> **Requirement**
Wherever the word "işte" appears in a line, extract that line.

> **Exercise input**
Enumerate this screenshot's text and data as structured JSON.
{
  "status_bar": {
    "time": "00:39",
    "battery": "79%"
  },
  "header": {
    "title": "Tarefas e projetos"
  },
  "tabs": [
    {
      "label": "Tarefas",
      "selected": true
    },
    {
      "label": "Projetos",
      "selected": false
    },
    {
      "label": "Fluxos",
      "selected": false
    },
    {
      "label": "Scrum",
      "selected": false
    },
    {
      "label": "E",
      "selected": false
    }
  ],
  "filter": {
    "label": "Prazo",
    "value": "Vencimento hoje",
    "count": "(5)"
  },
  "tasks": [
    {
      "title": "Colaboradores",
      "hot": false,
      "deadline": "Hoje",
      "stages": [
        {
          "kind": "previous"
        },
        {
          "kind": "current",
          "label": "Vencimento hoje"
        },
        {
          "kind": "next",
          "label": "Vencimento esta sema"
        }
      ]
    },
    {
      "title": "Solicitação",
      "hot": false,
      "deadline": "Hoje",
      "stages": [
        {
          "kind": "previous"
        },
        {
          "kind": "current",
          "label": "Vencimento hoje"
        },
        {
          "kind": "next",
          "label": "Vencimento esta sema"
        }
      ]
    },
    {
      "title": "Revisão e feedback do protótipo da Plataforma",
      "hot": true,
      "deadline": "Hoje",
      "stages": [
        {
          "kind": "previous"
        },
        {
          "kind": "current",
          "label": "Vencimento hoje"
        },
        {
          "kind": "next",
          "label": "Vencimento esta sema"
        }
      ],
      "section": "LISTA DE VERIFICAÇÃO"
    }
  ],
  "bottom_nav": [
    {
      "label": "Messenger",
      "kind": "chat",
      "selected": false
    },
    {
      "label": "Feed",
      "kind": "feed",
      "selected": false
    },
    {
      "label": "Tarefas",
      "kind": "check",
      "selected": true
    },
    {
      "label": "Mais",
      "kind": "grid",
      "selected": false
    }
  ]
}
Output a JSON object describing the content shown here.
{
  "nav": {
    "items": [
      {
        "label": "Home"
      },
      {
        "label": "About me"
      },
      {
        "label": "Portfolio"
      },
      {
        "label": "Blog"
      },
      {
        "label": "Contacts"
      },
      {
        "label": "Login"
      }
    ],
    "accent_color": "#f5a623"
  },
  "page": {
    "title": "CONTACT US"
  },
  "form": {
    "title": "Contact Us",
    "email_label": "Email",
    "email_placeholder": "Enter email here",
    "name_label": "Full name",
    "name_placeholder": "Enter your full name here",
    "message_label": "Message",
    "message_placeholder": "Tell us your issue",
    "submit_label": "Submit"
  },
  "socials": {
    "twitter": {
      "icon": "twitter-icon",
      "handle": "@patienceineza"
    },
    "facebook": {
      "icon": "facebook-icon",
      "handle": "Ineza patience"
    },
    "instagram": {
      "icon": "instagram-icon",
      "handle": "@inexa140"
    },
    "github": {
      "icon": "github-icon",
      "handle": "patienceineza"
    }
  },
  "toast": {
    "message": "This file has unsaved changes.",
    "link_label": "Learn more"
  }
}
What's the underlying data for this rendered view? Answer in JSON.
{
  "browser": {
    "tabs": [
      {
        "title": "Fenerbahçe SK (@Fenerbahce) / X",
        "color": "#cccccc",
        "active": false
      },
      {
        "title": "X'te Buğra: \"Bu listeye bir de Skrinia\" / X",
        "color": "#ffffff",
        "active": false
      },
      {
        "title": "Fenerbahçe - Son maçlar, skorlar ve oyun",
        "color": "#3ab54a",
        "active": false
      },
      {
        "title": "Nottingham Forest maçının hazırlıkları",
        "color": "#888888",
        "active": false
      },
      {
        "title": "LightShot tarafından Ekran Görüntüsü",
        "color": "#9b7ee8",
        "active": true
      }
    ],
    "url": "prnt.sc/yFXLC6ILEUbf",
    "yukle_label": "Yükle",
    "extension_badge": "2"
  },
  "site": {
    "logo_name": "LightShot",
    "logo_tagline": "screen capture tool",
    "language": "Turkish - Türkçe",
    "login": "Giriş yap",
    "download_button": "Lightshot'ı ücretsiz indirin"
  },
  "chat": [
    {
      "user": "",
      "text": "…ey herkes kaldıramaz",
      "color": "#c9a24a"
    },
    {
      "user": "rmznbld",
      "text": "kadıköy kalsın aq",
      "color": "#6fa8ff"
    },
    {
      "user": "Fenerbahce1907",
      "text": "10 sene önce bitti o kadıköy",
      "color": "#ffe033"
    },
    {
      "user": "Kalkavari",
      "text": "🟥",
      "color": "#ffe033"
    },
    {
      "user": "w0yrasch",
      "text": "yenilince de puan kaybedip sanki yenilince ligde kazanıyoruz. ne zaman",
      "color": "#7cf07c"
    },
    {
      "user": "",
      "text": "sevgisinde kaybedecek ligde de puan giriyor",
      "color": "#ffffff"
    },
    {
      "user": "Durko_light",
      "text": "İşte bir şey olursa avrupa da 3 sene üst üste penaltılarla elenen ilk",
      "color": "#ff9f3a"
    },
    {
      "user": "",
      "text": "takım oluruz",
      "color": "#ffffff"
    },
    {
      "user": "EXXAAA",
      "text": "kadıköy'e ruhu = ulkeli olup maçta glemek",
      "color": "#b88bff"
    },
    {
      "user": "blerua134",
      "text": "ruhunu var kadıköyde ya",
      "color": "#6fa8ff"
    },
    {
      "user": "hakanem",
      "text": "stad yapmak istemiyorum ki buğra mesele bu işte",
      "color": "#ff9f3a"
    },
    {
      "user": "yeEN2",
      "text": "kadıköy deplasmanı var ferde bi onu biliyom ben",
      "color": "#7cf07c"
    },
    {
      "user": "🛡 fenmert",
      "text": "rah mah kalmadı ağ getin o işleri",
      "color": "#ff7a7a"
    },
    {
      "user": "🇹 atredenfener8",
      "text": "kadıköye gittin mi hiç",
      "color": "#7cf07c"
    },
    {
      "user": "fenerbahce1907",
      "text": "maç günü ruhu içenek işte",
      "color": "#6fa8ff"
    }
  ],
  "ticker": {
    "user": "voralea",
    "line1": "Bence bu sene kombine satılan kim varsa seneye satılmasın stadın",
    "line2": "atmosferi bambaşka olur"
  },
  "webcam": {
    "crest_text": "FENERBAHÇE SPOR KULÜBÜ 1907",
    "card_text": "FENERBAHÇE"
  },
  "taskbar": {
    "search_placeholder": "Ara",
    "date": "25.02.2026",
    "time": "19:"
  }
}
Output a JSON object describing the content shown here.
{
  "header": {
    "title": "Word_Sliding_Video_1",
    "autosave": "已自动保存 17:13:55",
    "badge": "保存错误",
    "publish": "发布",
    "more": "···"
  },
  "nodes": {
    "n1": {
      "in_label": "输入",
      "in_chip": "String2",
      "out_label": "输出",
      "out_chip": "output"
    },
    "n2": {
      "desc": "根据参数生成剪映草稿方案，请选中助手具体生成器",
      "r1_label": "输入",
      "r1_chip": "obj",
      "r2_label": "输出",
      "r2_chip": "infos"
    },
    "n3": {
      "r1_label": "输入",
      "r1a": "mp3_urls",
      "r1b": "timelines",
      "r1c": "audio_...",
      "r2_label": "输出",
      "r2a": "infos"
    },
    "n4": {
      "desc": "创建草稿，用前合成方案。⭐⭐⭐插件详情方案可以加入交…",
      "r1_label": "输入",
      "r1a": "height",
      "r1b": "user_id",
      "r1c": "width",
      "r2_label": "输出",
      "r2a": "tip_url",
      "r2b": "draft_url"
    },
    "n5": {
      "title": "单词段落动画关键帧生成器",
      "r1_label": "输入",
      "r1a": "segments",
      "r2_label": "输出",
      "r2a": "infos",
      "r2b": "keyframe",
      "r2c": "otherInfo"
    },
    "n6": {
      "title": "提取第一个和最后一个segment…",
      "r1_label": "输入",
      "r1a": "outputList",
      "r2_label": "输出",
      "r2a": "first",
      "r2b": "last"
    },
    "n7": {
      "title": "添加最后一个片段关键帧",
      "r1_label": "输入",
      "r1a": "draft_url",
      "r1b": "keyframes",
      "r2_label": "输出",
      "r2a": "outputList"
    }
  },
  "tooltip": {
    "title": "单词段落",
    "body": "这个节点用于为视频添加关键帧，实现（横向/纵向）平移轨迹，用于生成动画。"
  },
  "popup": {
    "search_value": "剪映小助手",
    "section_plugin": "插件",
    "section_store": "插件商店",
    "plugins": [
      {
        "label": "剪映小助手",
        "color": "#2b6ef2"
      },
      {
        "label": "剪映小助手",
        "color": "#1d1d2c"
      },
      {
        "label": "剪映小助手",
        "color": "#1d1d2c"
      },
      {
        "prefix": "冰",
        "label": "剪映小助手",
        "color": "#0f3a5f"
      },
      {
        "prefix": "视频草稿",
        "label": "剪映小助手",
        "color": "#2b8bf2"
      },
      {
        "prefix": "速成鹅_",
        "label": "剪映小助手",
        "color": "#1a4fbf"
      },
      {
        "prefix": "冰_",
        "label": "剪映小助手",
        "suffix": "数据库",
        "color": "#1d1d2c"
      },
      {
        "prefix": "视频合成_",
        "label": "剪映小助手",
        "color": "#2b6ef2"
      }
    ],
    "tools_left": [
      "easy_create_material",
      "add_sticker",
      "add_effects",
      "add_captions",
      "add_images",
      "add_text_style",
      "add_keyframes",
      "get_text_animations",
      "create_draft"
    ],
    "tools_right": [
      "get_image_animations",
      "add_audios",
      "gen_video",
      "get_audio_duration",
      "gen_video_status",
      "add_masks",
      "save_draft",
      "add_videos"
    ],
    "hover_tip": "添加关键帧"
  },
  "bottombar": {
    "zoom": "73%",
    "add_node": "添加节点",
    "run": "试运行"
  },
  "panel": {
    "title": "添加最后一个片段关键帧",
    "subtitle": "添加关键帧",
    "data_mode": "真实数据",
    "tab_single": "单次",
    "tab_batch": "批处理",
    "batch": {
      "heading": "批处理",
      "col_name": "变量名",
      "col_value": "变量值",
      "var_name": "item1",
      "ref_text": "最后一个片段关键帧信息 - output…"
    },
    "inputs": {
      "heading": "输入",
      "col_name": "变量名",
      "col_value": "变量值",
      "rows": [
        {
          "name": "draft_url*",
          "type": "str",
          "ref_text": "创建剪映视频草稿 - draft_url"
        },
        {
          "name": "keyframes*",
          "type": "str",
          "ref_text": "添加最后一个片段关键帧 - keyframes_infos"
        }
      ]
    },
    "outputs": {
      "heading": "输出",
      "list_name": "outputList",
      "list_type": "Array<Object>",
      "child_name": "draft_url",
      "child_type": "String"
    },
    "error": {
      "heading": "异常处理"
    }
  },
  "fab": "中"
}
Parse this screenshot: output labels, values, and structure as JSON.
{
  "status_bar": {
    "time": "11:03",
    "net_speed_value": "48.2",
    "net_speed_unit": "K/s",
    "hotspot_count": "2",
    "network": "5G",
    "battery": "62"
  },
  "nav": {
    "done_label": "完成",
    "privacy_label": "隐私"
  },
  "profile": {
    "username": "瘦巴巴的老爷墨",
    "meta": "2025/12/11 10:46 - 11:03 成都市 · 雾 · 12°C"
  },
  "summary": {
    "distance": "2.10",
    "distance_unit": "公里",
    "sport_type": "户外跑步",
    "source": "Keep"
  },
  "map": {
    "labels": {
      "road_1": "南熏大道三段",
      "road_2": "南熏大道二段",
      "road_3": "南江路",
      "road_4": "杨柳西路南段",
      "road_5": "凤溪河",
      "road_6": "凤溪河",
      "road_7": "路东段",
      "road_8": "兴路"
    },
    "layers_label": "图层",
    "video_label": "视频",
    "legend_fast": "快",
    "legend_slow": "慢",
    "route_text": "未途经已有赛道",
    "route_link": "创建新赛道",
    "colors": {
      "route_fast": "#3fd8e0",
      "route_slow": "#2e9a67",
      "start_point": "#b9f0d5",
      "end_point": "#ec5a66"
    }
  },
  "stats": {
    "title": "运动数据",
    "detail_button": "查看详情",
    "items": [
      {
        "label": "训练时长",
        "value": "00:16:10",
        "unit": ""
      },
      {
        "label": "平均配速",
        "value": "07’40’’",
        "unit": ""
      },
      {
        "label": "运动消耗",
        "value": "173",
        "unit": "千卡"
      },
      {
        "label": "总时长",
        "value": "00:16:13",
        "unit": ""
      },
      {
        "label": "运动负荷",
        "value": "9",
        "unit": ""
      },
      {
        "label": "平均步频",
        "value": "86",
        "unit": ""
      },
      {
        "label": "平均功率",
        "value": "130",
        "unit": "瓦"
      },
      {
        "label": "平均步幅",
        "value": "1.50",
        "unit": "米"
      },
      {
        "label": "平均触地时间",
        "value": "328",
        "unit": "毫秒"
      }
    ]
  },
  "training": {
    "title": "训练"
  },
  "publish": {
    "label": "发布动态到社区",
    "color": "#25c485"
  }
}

> **Answer to this problem**
      "text": "stad yapmak istemiyorum ki buğra mesele bu işte",
      "text": "maç günü ruhu içenek işte",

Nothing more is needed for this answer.